*TEXTAUSSCHNITT*.
__________


10 Kommentare

  1. Hirnteile und Körperteile

    Ich wundere mich nur: die alte Vorliebe, Hirnteile nach ähnlichen Körperteile zu benennen, erleichtert die auch die praktische Arbeit des Anatoms?

    Ich meine, nicht nur dass es Spass macht. Es könnte ja auch eine Hilfe für das Gedächtnis sein?

  2. @ Raab

    Hie und da (die “Arme” des Cerebellums) sind die Vergleiche auch visuell weit hergeholt, anderswo (die “Brüste” des Hypothalamus) einfach nur so schlagend, dass es in der Tat ein Merkhilfe ist.

    Die “Vulva”, so finde ich, ist ebenso schlagend. Allerdings könnte man noch hinzusetzen, dass der Begriff nicht nur aus Prüderie in Misskredit gekommen sein mag, sondern auch deshalb, weil er eine Reihe von Strukturen, die eigentlich funktionell und mikroanatomisch wenig miteinander zu tun haben, bündelt. Die Brustkörper sind im Gegensatz dazu tatsächlich eine morphologische und funktionelle “Baueinheit” des Gehirns.

__________

*INHALT DER DATEN*.
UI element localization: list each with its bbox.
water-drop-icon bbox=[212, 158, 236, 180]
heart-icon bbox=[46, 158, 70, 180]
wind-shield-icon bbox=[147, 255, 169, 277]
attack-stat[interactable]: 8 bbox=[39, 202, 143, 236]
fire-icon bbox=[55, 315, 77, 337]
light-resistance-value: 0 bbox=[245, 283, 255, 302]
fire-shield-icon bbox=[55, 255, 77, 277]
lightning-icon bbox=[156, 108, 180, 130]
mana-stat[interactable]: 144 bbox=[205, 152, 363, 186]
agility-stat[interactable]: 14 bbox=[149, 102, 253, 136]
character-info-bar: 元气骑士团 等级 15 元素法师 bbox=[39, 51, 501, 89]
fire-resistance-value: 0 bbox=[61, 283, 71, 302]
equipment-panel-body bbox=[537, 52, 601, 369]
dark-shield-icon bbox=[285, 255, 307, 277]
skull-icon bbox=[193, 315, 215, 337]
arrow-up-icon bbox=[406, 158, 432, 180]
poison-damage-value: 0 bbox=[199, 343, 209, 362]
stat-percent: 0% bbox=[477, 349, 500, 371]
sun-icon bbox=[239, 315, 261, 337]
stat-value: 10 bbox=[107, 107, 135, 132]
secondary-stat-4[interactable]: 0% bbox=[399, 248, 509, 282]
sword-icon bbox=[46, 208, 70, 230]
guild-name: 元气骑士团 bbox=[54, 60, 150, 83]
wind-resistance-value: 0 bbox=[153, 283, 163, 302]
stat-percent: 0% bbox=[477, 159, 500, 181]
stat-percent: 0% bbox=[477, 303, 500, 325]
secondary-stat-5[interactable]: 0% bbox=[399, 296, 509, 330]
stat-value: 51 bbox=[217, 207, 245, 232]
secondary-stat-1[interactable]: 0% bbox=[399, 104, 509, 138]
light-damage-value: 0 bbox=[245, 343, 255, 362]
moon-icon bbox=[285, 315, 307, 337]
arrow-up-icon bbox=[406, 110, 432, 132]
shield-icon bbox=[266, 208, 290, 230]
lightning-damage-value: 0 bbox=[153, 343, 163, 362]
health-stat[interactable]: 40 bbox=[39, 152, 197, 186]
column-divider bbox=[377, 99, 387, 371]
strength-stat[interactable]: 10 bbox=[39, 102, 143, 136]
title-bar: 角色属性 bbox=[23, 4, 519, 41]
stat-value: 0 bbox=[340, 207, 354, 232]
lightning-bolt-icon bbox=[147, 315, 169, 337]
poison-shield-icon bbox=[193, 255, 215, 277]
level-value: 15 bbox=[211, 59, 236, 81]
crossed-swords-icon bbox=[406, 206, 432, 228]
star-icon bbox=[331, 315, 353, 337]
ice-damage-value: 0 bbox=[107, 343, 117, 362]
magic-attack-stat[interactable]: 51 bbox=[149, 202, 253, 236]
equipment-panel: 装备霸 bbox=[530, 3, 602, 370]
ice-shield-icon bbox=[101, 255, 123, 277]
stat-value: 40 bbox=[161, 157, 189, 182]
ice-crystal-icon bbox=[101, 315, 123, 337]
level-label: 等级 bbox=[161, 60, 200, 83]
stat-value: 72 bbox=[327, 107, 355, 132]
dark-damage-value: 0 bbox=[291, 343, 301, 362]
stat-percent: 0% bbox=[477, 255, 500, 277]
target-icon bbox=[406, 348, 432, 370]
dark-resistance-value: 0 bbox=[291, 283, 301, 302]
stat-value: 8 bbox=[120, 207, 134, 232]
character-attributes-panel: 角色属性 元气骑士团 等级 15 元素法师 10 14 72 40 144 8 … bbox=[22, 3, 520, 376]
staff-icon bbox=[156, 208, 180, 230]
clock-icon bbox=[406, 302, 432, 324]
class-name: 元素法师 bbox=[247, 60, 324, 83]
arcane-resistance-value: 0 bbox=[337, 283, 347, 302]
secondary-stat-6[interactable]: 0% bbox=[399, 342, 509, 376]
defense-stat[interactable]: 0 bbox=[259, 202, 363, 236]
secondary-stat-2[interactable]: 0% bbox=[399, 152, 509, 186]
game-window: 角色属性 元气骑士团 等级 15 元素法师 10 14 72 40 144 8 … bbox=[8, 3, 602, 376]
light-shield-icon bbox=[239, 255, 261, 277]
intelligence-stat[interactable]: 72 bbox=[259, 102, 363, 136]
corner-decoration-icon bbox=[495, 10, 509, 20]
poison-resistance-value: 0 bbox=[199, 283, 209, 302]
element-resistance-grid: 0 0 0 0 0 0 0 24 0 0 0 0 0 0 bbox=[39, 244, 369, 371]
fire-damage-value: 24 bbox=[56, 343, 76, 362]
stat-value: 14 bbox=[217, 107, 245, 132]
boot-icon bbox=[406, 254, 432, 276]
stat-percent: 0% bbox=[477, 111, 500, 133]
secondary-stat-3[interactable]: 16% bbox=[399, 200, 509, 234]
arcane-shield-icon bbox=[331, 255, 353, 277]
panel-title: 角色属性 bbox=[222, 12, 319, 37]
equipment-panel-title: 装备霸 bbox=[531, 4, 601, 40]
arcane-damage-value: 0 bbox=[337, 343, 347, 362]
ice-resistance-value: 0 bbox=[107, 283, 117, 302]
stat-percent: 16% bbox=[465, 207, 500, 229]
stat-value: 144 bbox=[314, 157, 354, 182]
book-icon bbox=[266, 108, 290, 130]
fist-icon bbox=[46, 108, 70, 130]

__________

*WAS ZU TUN IST*.
- a) Fass die Kommentare über die Namen von Hirnteilen in zwei Sätzen zusammen.
- b) Beantworte anhand der Kommentare über die Namen von Hirnteilen diese Fragen:
(i) Welcher Vergleich wird als visuell weit hergeholt genannt?
(ii) Welcher Begriff könnte laut der Antwort nicht nur aus Prüderie in Misskredit gekommen sein?
(iii) Was sind die Brustkörper im Gegensatz dazu?
- c) Setz die Kommentare über die Namen von Hirnteilen nach dem letzten Satz um einige Sätze fort.

*DIE LÖSUNGEN*.
- a) Im ersten Kommentar wird gefragt, ob die alte Vorliebe, Hirnteile nach ähnlichen Körperteilen zu benennen, auch die praktische Arbeit des Anatomen erleichtert, etwa als Hilfe für das Gedächtnis. Die Antwort nennt manche Vergleiche wie die „Arme“ des Cerebellums weit hergeholt, andere wie die „Brüste“ des Hypothalamus oder die „Vulva“ so schlagend, dass sie beim Merken helfen, wobei der Begriff „Vulva“ auch deshalb in Misskredit gekommen sein könnte, weil er Strukturen bündelt, die funktionell und mikroanatomisch wenig miteinander zu tun haben.

- b)
(i) Die „Arme“ des Cerebellums.
(ii) Der Begriff „Vulva“.
(iii) Eine morphologische und funktionelle „Baueinheit“ des Gehirns.

- c)
  3. Tseh, Internet…

    ja, das ganze Internet gibt keine gescheite “Vulva cerebri” her. So there you have it.

    …was man vom Original ja so nun nicht sagen kann. Kurios!

  4. Es gibt noch ein weiteres – will mal sag

    Ich erwarte der Leserschaft Kenntnis des Englischen so sie denn dem schlüpfrigen Thema folgen wollen:
    These “historians of neuroanatomy” (yes, there is such a profession, and we should be grateful for it) reviewed a very old, circuitous medical literature and found that the human brain was once described as comprising its very own vulva, penis, testicles, buttocks, and even an anus. In fact, part of the cerebrum is still named in honor of long-forgotten whores.

    Auszug aus http://www.slate.com/articles/health_and_science/science/2011/05/how_the_brain_got_its_buttocks.html

  5. Die “Vulva cerebri” kannte ich schon. Und das sicher aus dem Netz. Weshalb sie dazu nichts finden, ist mir deswegen unklar.

    Das männliche Pendant aber kannte ich nicht. Wie wärs mit einem Bild davon (im nächsten Beitrag)?

  6. Mythos?

    Also doch kein Mythos: Der beste Sex findet im Kopf statt!?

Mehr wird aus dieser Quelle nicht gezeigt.